§ Source passage
Data Cleaning with PHP
Handling Missing Values with Rubix
RubixML provides the MissingDataImputer for handling missing values. This imputer allows you to fill in missing values using strategies like Mean, Median, or Constant.
Dataset
age,income,spending_score,tag
25,55000,45,yes
32,?,75,yes
40,72000,?,yes
?,82000,60,yes
28,63000,30,yes
Example of use:
<?php
use Rubix\ML\Datasets\Labeled;
use Rubix\ML\Strategies\Percentile;
use Rubix\ML\Transformers\MissingDataImputer;
use Rubix\ML\Extractors\CSV;
use Rubix\ML\Strategies\Prior;
// Load the dataset using CSV
$dataset = Labeled::fromIterator(new CSV(dirname(__FILE__) . '/data/customers.csv', true));
// Create imputer with percentile strategy for numeric values and
// Prior (most frequent value) strategy for categorical values
$imputer = new MissingDataImputer(new Percentile(0.55), new Prior());
$dataset->apply($imputer);
echo "\nAfter Imputation:\n";
echo "---------------\n";
foreach ($dataset->samples() as $i => $sample) {
echo implode(',', $sample) . "\n";
}

§ Instruction A
Answer these questions about the PHP data cleaning page:
(i) Which three strategies does it name for filling in missing values with the MissingDataImputer?
(ii) What value is passed to the Percentile strategy in the example code?
(iii) In the dataset row that starts with an age of 32, which column has a missing value?
§ Instruction B
Reproduce the PHP data cleaning page word for word, everything from "Data Cleaning with" down to "Median, or Constant.".

[Listings of boxed layout items]
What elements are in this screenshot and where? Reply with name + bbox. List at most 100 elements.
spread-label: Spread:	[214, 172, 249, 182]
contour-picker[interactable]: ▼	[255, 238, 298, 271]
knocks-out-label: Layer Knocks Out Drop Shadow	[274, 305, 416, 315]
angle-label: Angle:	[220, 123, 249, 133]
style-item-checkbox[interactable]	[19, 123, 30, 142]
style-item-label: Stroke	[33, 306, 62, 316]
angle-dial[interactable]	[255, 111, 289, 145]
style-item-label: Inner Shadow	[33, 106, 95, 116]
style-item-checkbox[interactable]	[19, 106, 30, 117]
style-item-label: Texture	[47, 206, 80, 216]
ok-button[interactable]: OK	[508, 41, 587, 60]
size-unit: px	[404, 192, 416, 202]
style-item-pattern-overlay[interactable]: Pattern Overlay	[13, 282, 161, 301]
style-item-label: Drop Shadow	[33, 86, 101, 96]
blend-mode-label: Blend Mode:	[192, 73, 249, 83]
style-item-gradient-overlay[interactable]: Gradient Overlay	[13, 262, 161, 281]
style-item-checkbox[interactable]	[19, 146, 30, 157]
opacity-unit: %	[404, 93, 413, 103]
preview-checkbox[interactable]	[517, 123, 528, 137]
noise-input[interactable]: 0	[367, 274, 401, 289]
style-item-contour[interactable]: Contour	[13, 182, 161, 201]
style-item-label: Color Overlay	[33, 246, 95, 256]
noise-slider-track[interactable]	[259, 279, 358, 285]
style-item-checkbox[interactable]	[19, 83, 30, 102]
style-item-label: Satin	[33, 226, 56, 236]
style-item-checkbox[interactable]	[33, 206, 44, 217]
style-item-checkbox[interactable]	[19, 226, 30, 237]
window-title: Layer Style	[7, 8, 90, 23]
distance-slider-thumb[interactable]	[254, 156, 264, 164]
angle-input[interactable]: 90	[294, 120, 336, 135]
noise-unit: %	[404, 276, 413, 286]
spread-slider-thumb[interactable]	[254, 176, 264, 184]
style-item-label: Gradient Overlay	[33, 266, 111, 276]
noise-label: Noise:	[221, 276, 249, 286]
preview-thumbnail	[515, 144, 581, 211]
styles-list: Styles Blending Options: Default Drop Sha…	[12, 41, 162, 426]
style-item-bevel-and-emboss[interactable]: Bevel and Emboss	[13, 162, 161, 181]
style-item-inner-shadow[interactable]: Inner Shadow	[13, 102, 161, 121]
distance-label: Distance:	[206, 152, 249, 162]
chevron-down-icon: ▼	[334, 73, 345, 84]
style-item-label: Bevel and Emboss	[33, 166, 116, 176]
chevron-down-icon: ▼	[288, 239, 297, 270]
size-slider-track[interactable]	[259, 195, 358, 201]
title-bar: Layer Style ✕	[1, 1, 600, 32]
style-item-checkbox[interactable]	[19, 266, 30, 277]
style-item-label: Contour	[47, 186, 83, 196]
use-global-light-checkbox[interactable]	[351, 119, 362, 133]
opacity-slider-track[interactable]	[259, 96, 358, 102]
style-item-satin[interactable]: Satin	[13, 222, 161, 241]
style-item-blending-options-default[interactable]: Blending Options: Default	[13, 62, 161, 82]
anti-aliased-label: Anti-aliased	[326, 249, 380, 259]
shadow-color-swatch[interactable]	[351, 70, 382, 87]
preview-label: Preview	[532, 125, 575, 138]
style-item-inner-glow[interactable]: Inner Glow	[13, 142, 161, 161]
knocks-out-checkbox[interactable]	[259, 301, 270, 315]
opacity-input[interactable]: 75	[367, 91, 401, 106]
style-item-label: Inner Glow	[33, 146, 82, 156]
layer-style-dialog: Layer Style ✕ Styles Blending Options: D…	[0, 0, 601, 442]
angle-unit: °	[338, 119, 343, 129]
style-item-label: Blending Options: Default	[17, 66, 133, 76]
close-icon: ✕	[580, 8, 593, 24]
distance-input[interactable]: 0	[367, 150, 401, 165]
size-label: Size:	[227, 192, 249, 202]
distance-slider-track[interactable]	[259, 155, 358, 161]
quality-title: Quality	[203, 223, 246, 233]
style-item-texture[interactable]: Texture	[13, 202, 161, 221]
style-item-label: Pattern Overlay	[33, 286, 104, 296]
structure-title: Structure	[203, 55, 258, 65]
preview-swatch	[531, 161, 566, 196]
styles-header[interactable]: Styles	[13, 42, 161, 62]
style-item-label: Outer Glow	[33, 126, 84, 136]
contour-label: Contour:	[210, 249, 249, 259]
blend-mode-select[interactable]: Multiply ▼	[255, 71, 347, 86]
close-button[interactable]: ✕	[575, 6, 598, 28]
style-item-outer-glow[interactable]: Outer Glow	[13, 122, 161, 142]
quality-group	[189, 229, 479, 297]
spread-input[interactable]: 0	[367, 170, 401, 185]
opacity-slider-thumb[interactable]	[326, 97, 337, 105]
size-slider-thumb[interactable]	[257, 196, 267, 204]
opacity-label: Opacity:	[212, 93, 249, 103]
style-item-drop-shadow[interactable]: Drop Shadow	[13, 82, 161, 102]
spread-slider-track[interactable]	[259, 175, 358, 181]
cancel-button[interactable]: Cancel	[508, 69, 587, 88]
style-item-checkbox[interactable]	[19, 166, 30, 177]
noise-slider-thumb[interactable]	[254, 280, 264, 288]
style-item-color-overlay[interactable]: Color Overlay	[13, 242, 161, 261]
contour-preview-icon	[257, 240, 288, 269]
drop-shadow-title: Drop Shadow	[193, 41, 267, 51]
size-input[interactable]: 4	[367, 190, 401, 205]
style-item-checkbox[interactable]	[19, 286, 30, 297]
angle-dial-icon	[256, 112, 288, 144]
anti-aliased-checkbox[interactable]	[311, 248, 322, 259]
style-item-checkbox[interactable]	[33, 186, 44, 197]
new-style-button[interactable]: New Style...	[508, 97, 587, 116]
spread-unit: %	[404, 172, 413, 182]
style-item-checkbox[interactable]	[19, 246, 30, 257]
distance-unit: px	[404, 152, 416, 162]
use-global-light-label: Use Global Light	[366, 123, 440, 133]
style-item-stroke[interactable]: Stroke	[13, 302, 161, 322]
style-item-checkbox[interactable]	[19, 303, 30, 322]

§ Expected answer A
(i) Mean, Median, and Constant.
(ii) 0.55.
(iii) The income column.

§ Expected answer B
Data Cleaning with PHP
Handling Missing Values with Rubix
RubixML provides the MissingDataImputer for handling missing values. This imputer allows you to fill in missing values using strategies like Mean, Median, or Constant.